- _Stored records_

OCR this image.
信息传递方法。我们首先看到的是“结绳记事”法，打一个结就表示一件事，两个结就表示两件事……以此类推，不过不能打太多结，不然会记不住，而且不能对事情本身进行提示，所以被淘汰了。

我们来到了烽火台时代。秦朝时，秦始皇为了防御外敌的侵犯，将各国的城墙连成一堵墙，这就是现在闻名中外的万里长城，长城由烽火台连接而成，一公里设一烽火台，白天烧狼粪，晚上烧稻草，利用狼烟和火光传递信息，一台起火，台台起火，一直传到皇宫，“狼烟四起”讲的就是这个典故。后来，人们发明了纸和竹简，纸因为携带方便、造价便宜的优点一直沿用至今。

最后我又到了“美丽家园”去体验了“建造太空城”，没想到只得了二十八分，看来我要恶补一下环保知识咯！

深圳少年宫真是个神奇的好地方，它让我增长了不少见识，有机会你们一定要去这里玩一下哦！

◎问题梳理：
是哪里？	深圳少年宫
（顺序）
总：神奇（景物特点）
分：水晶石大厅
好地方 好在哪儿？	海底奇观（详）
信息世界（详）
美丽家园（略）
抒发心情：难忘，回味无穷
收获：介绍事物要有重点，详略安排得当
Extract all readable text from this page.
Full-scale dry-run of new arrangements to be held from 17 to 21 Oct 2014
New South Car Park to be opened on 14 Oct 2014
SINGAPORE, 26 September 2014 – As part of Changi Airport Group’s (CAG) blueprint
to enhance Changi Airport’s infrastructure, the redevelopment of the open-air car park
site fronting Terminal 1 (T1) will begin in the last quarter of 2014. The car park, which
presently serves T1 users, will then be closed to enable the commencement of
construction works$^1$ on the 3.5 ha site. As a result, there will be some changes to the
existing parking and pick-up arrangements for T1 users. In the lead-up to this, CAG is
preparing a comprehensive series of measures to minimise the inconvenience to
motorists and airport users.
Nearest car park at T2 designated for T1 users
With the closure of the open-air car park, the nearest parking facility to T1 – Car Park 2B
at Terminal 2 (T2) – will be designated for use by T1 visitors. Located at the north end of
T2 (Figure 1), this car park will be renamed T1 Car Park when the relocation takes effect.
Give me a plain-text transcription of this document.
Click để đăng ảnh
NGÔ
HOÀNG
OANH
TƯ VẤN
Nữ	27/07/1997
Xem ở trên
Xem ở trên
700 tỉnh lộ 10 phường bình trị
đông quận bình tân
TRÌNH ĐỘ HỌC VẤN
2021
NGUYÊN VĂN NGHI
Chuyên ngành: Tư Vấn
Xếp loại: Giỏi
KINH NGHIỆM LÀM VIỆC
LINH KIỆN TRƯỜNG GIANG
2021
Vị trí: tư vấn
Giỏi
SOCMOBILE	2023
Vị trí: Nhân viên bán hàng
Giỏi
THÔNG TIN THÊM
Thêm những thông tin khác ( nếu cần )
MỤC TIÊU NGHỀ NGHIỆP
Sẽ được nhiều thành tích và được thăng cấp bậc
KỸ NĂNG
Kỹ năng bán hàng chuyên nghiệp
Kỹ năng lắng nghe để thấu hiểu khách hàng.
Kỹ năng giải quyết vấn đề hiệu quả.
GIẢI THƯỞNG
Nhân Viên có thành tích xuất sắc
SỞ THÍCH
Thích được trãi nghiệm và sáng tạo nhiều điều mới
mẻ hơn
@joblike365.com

- _Work instructions_
Give back exactly the lines from the line holding "Give me a plain-text" through the last line of the listing, including both.

- _Task answer_
Give me a plain-text transcription of this document.
Click để đăng ảnh
NGÔ
HOÀNG
OANH
TƯ VẤN
Nữ	27/07/1997
Xem ở trên
Xem ở trên
700 tỉnh lộ 10 phường bình trị
đông quận bình tân
TRÌNH ĐỘ HỌC VẤN
2021
NGUYÊN VĂN NGHI
Chuyên ngành: Tư Vấn
Xếp loại: Giỏi
KINH NGHIỆM LÀM VIỆC
LINH KIỆN TRƯỜNG GIANG
2021
Vị trí: tư vấn
Giỏi
SOCMOBILE	2023
Vị trí: Nhân viên bán hàng
Giỏi
THÔNG TIN THÊM
Thêm những thông tin khác ( nếu cần )
MỤC TIÊU NGHỀ NGHIỆP
Sẽ được nhiều thành tích và được thăng cấp bậc
KỸ NĂNG
Kỹ năng bán hàng chuyên nghiệp
Kỹ năng lắng nghe để thấu hiểu khách hàng.
Kỹ năng giải quyết vấn đề hiệu quả.
GIẢI THƯỞNG
Nhân Viên có thành tích xuất sắc
SỞ THÍCH
Thích được trãi nghiệm và sáng tạo nhiều điều mới
mẻ hơn
@joblike365.com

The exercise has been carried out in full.